- **Short task**
Read the listing below and copy out every line that holds "PublicServers".

- **Input for this task**
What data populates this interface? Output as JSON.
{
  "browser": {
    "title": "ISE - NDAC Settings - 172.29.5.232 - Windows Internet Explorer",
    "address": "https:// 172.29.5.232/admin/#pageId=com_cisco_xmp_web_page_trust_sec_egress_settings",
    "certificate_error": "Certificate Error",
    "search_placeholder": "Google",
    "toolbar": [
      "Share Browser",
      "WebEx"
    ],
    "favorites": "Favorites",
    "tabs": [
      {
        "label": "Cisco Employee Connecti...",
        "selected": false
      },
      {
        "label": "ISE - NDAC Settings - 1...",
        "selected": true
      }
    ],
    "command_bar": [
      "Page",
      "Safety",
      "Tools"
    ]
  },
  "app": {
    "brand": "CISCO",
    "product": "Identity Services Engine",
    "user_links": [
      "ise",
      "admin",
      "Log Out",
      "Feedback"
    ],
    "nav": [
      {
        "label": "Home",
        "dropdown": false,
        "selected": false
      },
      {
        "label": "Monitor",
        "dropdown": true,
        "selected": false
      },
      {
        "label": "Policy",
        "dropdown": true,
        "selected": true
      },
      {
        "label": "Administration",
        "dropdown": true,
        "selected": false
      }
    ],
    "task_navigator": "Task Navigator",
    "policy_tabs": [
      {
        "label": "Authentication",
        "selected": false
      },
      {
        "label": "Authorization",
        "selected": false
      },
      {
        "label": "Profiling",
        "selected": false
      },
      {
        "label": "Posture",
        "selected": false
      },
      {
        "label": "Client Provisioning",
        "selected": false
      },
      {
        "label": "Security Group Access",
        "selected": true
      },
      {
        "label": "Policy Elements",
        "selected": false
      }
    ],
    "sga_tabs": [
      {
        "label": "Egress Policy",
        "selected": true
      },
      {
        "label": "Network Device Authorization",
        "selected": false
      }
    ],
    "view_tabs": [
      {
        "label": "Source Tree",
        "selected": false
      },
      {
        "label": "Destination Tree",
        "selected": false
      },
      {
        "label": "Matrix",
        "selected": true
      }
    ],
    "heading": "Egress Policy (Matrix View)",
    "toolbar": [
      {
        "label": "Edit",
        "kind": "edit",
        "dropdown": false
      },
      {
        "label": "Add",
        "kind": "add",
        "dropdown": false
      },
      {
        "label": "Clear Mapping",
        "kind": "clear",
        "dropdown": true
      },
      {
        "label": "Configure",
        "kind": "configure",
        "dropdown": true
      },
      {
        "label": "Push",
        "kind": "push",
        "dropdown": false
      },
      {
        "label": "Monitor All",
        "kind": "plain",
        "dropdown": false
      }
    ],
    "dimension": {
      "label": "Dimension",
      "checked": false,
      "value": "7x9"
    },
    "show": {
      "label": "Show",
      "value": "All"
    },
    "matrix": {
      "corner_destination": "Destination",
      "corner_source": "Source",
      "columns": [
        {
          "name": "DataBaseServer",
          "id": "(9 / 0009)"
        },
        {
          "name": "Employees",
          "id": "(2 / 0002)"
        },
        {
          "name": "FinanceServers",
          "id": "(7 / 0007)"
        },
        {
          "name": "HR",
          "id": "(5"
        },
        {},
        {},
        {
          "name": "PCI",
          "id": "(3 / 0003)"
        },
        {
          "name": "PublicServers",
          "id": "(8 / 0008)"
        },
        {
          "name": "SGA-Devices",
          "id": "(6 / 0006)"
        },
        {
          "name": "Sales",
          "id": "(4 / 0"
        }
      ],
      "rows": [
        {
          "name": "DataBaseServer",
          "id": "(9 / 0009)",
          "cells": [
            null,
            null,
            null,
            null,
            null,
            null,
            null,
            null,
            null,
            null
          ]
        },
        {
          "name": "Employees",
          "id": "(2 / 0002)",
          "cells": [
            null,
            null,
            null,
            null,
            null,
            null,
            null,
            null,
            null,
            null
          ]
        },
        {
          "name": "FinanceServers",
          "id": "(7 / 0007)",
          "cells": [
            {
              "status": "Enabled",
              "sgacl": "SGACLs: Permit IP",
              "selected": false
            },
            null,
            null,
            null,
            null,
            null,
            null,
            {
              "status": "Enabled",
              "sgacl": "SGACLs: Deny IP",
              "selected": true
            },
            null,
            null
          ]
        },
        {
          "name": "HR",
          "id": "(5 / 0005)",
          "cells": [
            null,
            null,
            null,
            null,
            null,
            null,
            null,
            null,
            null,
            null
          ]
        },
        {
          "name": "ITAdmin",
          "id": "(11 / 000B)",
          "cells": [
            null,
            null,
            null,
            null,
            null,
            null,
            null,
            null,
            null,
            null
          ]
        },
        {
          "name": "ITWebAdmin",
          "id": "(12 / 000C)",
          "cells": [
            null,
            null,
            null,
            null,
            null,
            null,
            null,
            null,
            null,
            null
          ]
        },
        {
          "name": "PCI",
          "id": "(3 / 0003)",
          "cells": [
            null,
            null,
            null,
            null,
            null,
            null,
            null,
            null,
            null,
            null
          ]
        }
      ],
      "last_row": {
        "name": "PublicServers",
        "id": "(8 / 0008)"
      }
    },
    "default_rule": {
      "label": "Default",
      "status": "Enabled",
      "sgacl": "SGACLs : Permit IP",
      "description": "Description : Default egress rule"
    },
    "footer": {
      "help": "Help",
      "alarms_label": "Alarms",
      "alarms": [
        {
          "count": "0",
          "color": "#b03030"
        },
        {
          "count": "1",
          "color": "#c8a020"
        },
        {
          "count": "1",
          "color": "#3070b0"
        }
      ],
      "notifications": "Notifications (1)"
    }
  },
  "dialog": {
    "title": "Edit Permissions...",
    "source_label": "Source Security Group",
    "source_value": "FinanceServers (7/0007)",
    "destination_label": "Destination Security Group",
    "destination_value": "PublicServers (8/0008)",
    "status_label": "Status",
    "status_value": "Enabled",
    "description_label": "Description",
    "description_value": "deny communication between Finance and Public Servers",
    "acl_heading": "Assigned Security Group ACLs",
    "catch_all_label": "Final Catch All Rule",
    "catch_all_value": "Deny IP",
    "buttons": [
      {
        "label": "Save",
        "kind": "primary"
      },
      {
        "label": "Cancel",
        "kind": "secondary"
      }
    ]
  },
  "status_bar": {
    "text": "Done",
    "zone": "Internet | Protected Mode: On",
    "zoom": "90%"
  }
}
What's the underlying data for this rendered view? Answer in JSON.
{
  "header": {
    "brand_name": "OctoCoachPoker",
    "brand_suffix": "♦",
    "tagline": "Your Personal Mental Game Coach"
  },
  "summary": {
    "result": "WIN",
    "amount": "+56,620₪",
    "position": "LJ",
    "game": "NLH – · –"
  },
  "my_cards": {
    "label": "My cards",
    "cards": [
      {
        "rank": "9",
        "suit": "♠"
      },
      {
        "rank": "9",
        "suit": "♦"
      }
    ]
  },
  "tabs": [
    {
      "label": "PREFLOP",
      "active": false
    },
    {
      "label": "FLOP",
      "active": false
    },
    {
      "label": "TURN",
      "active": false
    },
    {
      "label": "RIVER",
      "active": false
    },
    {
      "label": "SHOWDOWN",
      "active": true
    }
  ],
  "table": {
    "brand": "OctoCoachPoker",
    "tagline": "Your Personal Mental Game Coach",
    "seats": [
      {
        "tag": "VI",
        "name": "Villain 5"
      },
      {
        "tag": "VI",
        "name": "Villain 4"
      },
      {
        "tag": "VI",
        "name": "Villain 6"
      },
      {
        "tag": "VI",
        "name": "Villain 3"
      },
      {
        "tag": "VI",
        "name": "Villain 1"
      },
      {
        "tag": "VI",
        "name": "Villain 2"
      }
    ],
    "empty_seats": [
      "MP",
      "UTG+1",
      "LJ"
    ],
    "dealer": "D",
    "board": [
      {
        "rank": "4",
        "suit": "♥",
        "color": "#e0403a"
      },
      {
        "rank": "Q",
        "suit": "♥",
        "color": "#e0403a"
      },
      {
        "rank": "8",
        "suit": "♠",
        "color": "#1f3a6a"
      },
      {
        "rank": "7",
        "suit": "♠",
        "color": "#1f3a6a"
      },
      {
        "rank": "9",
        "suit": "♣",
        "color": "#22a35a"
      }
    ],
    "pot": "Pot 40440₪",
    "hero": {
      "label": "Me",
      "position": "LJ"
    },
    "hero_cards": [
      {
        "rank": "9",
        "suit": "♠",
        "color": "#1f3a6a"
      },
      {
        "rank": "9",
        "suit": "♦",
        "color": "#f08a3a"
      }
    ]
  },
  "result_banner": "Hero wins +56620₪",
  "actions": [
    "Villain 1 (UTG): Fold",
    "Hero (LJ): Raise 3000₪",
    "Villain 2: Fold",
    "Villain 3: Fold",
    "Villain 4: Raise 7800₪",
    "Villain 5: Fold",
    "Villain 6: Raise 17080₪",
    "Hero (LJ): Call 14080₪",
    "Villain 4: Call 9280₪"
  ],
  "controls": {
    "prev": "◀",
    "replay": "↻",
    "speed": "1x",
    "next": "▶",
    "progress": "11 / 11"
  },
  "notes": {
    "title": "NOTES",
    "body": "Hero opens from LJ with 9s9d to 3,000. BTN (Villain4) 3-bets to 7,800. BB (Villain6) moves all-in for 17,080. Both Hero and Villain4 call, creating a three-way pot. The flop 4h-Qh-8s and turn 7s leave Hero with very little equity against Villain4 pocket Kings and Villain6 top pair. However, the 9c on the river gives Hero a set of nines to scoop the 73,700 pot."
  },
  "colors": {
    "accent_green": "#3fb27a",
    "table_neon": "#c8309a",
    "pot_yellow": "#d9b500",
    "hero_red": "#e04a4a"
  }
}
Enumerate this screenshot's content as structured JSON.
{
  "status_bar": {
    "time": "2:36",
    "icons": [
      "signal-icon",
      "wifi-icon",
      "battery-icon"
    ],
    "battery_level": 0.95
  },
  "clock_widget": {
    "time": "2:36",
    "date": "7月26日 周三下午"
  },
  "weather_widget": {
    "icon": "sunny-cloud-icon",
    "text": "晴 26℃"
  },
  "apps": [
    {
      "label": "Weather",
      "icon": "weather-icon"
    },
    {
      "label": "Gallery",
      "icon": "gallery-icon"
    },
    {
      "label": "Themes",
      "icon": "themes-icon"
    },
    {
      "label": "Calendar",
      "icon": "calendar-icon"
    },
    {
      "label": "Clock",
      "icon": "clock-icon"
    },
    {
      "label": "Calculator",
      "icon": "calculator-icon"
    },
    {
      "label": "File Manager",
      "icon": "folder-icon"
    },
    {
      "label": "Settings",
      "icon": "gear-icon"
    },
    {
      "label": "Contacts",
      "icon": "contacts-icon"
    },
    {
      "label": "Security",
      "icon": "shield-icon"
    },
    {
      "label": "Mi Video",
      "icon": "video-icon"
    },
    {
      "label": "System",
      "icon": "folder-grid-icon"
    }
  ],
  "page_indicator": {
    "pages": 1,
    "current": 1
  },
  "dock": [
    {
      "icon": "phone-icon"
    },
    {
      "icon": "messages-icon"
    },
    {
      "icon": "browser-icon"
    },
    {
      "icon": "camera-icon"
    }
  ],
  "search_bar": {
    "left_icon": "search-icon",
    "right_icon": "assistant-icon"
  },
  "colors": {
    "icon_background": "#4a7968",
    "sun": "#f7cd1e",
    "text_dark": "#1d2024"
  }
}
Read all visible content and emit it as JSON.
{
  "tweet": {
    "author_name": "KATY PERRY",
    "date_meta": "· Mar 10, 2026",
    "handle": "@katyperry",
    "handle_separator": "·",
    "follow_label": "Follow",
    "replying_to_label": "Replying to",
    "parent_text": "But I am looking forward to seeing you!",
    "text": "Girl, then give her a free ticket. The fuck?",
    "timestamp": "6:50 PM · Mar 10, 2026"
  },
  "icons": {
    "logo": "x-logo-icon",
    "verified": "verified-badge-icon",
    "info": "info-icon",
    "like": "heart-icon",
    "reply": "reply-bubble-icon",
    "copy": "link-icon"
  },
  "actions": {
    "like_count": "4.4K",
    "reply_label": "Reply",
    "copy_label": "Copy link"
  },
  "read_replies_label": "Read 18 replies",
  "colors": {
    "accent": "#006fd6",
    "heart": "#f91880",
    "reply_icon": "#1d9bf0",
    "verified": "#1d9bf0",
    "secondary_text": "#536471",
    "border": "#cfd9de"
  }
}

- **Task response**
          "name": "PublicServers",
        "name": "PublicServers",
    "destination_value": "PublicServers (8/0008)",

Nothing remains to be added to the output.